Stored dataset items

** BEGIN **

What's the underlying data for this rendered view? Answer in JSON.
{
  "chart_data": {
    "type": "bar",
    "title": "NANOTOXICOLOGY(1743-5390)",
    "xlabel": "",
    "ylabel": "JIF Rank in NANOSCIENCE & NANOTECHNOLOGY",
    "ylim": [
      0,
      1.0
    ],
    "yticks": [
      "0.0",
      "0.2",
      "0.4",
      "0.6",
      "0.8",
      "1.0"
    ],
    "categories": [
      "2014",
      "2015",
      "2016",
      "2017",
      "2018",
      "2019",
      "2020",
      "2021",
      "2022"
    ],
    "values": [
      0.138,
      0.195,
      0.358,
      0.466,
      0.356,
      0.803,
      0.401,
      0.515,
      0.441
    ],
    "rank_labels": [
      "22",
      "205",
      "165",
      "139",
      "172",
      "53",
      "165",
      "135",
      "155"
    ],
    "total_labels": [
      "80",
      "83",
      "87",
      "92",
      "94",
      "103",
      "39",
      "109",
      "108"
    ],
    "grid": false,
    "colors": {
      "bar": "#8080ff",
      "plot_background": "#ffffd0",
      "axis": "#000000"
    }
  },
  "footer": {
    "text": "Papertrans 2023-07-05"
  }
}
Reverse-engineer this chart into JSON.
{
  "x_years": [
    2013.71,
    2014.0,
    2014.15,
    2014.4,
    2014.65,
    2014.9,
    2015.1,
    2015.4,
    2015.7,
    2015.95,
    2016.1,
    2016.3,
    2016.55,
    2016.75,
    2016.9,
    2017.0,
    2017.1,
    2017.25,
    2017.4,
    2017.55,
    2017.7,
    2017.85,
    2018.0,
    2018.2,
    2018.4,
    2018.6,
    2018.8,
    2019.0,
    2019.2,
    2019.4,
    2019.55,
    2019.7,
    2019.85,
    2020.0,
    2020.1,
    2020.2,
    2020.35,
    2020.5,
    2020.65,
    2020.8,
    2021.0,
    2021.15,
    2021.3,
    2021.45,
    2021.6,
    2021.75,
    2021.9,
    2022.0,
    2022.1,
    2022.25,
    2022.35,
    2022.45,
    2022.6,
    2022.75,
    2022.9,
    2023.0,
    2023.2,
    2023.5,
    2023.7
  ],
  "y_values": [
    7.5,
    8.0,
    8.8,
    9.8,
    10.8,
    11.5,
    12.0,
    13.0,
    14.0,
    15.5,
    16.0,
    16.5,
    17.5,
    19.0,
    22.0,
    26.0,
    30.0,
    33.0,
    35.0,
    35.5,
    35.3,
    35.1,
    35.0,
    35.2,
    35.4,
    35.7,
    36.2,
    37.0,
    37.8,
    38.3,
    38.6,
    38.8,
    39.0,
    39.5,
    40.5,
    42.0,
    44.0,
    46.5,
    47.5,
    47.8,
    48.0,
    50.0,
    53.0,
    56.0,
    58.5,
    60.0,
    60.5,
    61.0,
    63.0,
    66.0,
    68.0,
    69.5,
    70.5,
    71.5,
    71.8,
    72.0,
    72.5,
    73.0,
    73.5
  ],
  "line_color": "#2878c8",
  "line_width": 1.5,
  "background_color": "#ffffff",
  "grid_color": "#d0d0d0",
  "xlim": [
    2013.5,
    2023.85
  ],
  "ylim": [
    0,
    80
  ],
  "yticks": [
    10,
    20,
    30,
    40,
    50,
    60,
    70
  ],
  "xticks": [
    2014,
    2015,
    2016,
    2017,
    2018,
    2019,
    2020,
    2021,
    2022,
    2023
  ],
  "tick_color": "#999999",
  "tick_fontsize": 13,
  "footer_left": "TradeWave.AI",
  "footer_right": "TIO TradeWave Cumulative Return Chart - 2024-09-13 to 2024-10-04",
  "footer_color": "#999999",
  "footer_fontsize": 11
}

** END **

# [THE PROBLEM]
Quote the listing in full, please, keeping every line exact.

# [RESULT OF THIS EXERCISE]
What's the underlying data for this rendered view? Answer in JSON.
{
  "chart_data": {
    "type": "bar",
    "title": "NANOTOXICOLOGY(1743-5390)",
    "xlabel": "",
    "ylabel": "JIF Rank in NANOSCIENCE & NANOTECHNOLOGY",
    "ylim": [
      0,
      1.0
    ],
    "yticks": [
      "0.0",
      "0.2",
      "0.4",
      "0.6",
      "0.8",
      "1.0"
    ],
    "categories": [
      "2014",
      "2015",
      "2016",
      "2017",
      "2018",
      "2019",
      "2020",
      "2021",
      "2022"
    ],
    "values": [
      0.138,
      0.195,
      0.358,
      0.466,
      0.356,
      0.803,
      0.401,
      0.515,
      0.441
    ],
    "rank_labels": [
      "22",
      "205",
      "165",
      "139",
      "172",
      "53",
      "165",
      "135",
      "155"
    ],
    "total_labels": [
      "80",
      "83",
      "87",
      "92",
      "94",
      "103",
      "39",
      "109",
      "108"
    ],
    "grid": false,
    "colors": {
      "bar": "#8080ff",
      "plot_background": "#ffffd0",
      "axis": "#000000"
    }
  },
  "footer": {
    "text": "Papertrans 2023-07-05"
  }
}
Reverse-engineer this chart into JSON.
{
  "x_years": [
    2013.71,
    2014.0,
    2014.15,
    2014.4,
    2014.65,
    2014.9,
    2015.1,
    2015.4,
    2015.7,
    2015.95,
    2016.1,
    2016.3,
    2016.55,
    2016.75,
    2016.9,
    2017.0,
    2017.1,
    2017.25,
    2017.4,
    2017.55,
    2017.7,
    2017.85,
    2018.0,
    2018.2,
    2018.4,
    2018.6,
    2018.8,
    2019.0,
    2019.2,
    2019.4,
    2019.55,
    2019.7,
    2019.85,
    2020.0,
    2020.1,
    2020.2,
    2020.35,
    2020.5,
    2020.65,
    2020.8,
    2021.0,
    2021.15,
    2021.3,
    2021.45,
    2021.6,
    2021.75,
    2021.9,
    2022.0,
    2022.1,
    2022.25,
    2022.35,
    2022.45,
    2022.6,
    2022.75,
    2022.9,
    2023.0,
    2023.2,
    2023.5,
    2023.7
  ],
  "y_values": [
    7.5,
    8.0,
    8.8,
    9.8,
    10.8,
    11.5,
    12.0,
    13.0,
    14.0,
    15.5,
    16.0,
    16.5,
    17.5,
    19.0,
    22.0,
    26.0,
    30.0,
    33.0,
    35.0,
    35.5,
    35.3,
    35.1,
    35.0,
    35.2,
    35.4,
    35.7,
    36.2,
    37.0,
    37.8,
    38.3,
    38.6,
    38.8,
    39.0,
    39.5,
    40.5,
    42.0,
    44.0,
    46.5,
    47.5,
    47.8,
    48.0,
    50.0,
    53.0,
    56.0,
    58.5,
    60.0,
    60.5,
    61.0,
    63.0,
    66.0,
    68.0,
    69.5,
    70.5,
    71.5,
    71.8,
    72.0,
    72.5,
    73.0,
    73.5
  ],
  "line_color": "#2878c8",
  "line_width": 1.5,
  "background_color": "#ffffff",
  "grid_color": "#d0d0d0",
  "xlim": [
    2013.5,
    2023.85
  ],
  "ylim": [
    0,
    80
  ],
  "yticks": [
    10,
    20,
    30,
    40,
    50,
    60,
    70
  ],
  "xticks": [
    2014,
    2015,
    2016,
    2017,
    2018,
    2019,
    2020,
    2021,
    2022,
    2023
  ],
  "tick_color": "#999999",
  "tick_fontsize": 13,
  "footer_left": "TradeWave.AI",
  "footer_right": "TIO TradeWave Cumulative Return Chart - 2024-09-13 to 2024-10-04",
  "footer_color": "#999999",
  "footer_fontsize": 11
}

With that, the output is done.